%%

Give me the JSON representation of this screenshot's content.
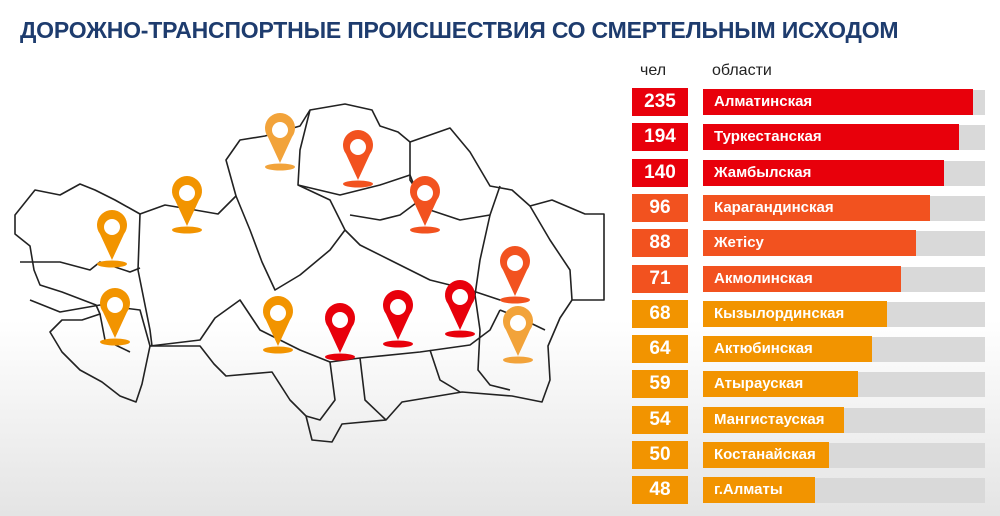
{
  "title": "ДОРОЖНО-ТРАНСПОРТНЫЕ ПРОИСШЕСТВИЯ СО СМЕРТЕЛЬНЫМ ИСХОДОМ",
  "colors": {
    "title": "#1e3c6e",
    "red": "#e8000b",
    "orange_red": "#f2521f",
    "orange": "#f29400",
    "track": "#d9d9d9"
  },
  "chart_data": {
    "type": "bar",
    "orientation": "horizontal",
    "title": "ДОРОЖНО-ТРАНСПОРТНЫЕ ПРОИСШЕСТВИЯ СО СМЕРТЕЛЬНЫМ ИСХОДОМ",
    "value_header": "чел",
    "category_header": "области",
    "categories": [
      "Алматинская",
      "Туркестанская",
      "Жамбылская",
      "Карагандинская",
      "Жетісу",
      "Акмолинская",
      "Кызылординская",
      "Актюбинская",
      "Атырауская",
      "Мангистауская",
      "Костанайская",
      "г.Алматы"
    ],
    "values": [
      235,
      194,
      140,
      96,
      88,
      71,
      68,
      64,
      59,
      54,
      50,
      48
    ],
    "bar_colors": [
      "#e8000b",
      "#e8000b",
      "#e8000b",
      "#f2521f",
      "#f2521f",
      "#f2521f",
      "#f29400",
      "#f29400",
      "#f29400",
      "#f29400",
      "#f29400",
      "#f29400"
    ],
    "grid": false,
    "legend": "none"
  },
  "map": {
    "pin_icon": "map-pin-icon",
    "pins": [
      "#f2a33a",
      "#f2521f",
      "#f29400",
      "#f29400",
      "#f2521f",
      "#f29400",
      "#f29400",
      "#e8000b",
      "#e8000b",
      "#e8000b",
      "#f2521f",
      "#f2a33a"
    ]
  }
}
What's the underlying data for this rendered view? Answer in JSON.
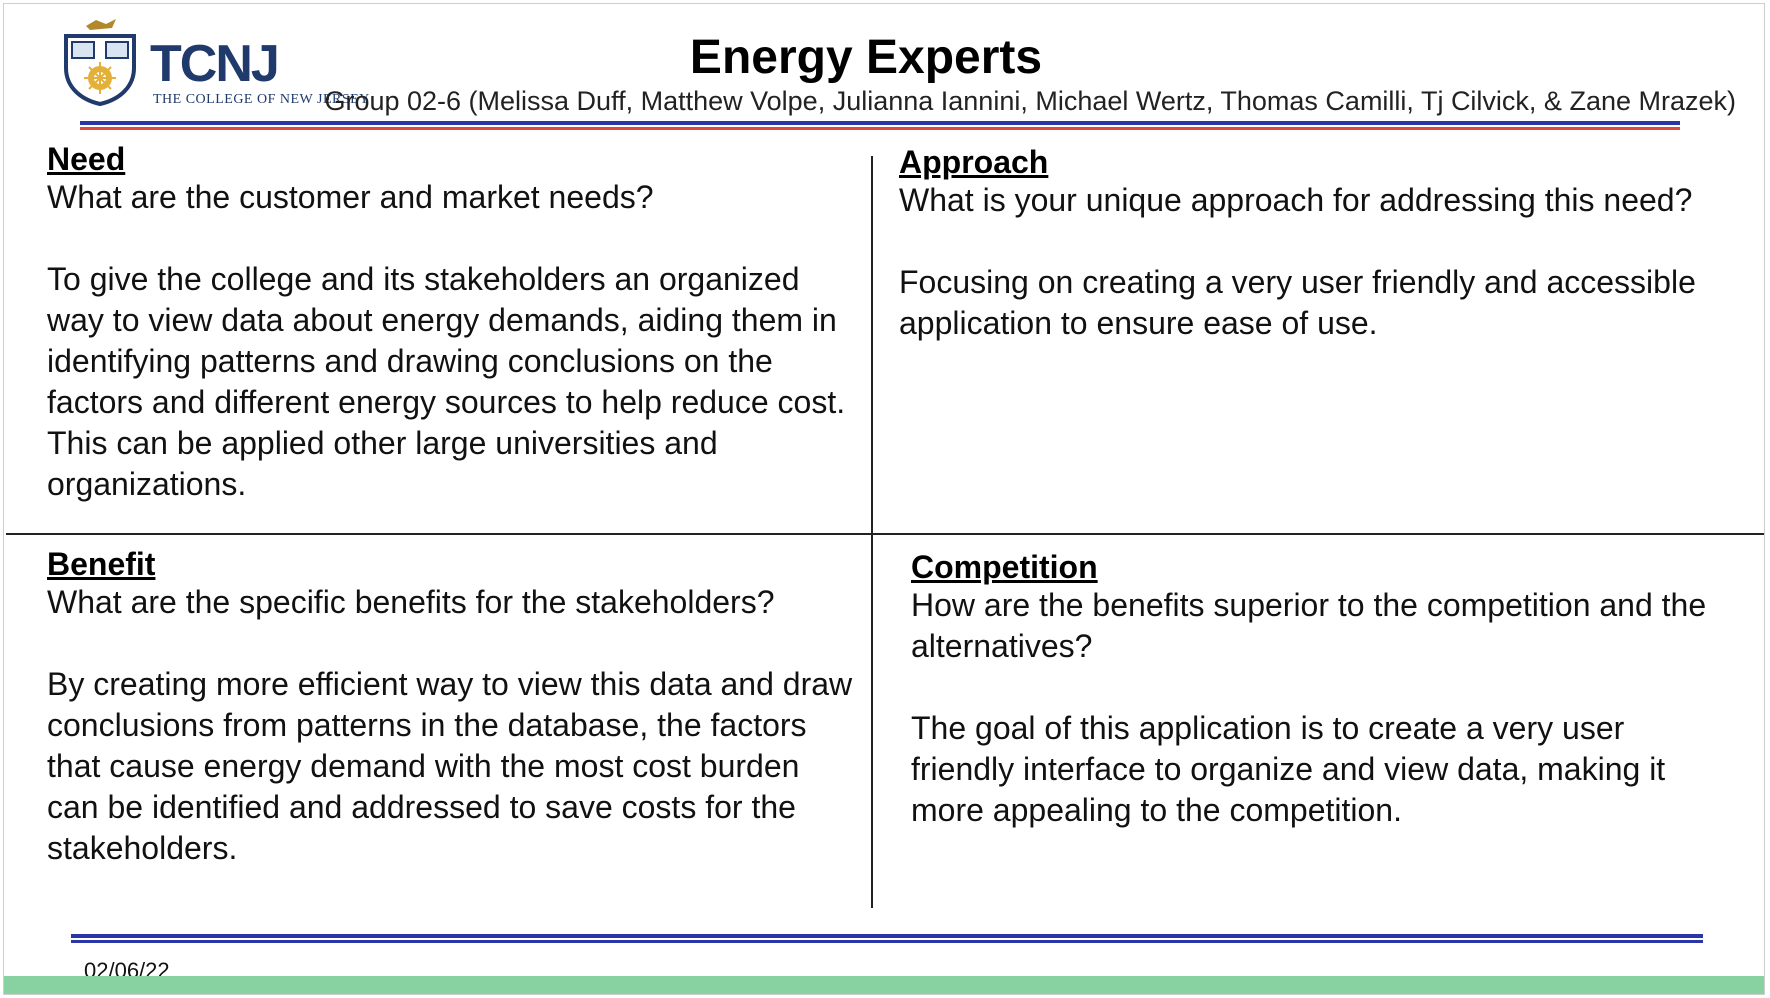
{
  "header": {
    "logo_text": "TCNJ",
    "logo_subtext": "THE COLLEGE OF NEW JERSEY",
    "title": "Energy Experts",
    "members": "Group 02-6 (Melissa Duff, Matthew Volpe, Julianna Iannini, Michael Wertz, Thomas Camilli, Tj Cilvick, & Zane Mrazek)"
  },
  "need": {
    "heading": "Need",
    "question": "What are the customer and market needs?",
    "answer": "To give the college and its stakeholders an organized way to view data about energy demands, aiding them in identifying patterns and drawing conclusions on the factors and different energy sources to help reduce cost. This can be applied other large universities and organizations."
  },
  "approach": {
    "heading": "Approach",
    "question": "What is your unique approach for addressing this need?",
    "answer": "Focusing on creating a very user friendly and accessible application to ensure ease of use."
  },
  "benefit": {
    "heading": "Benefit",
    "question": "What are the specific benefits for the stakeholders?",
    "answer": "By creating more efficient way to view this data and draw conclusions from patterns in the database, the factors that cause energy demand with the most cost burden can be identified and addressed to save costs for the stakeholders."
  },
  "competition": {
    "heading": "Competition",
    "question": "How are the benefits superior to the competition and the alternatives?",
    "answer": "The goal of this application is to create a very user friendly interface to organize and view data, making it more appealing to the competition."
  },
  "footer": {
    "date": "02/06/22"
  },
  "colors": {
    "brand_blue": "#1f3a6b",
    "rule_blue": "#2a36a8",
    "rule_red": "#e0473d",
    "footer_green": "#88d1a0"
  },
  "icons": {
    "logo": "tcnj-crest-icon"
  }
}
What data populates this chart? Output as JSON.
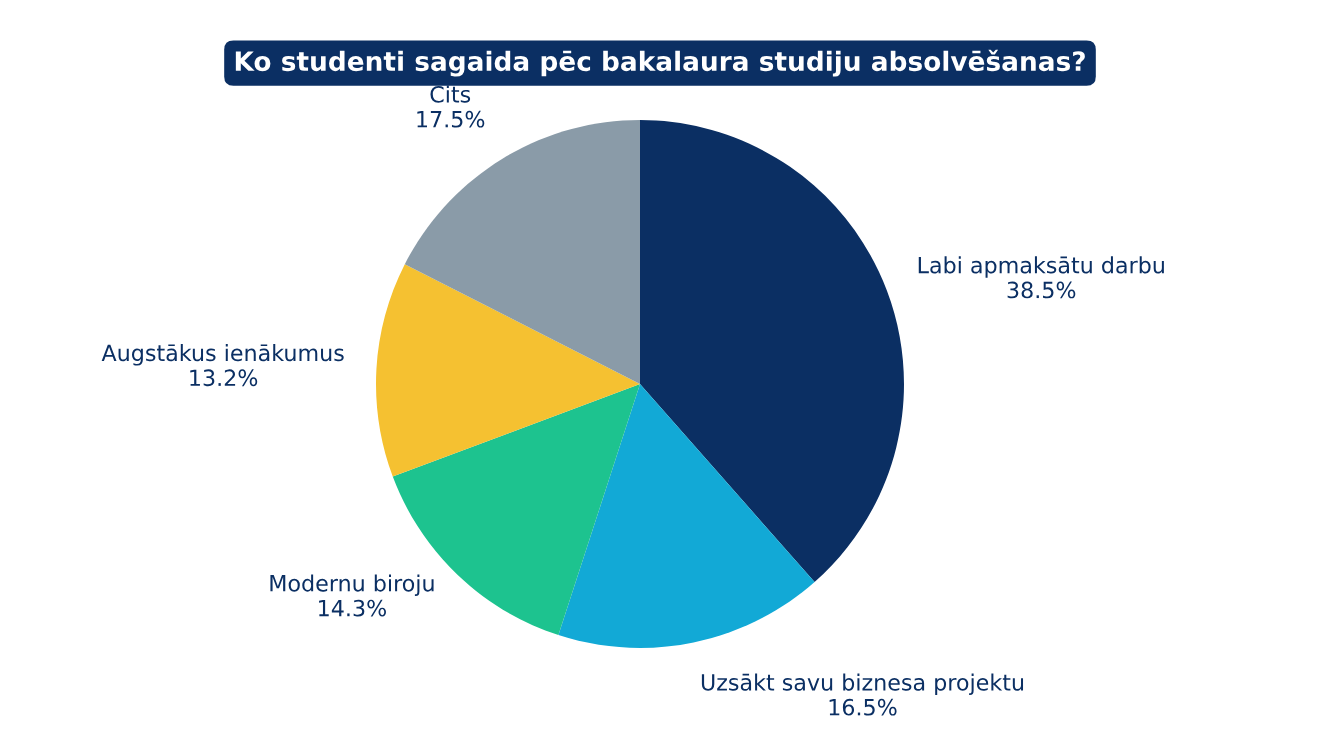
{
  "chart_data": {
    "type": "pie",
    "title": "Ko studenti sagaida pēc bakalaura studiju absolvēšanas?",
    "categories": [
      "Labi apmaksātu darbu",
      "Uzsākt savu biznesa projektu",
      "Modernu biroju",
      "Augstākus ienākumus",
      "Cits"
    ],
    "values": [
      38.5,
      16.5,
      14.3,
      13.2,
      17.5
    ],
    "value_labels": [
      "38.5%",
      "16.5%",
      "14.3%",
      "13.2%",
      "17.5%"
    ],
    "colors": [
      "#0b2f63",
      "#12a9d6",
      "#1dc38f",
      "#f5c131",
      "#8a9ba8"
    ],
    "legend": false
  }
}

%%

▶ **GIVEN INSTRUCTION**
Show all lines in the entries above where the word "application" appears.

▶ **FULL RESPONSE**
    "answer": "Focusing on creating a very user friendly and accessible application to ensure ease of use."
    "answer": "The goal of this application is to create a very user friendly interface to organize and view data, making it more appealing to the competition."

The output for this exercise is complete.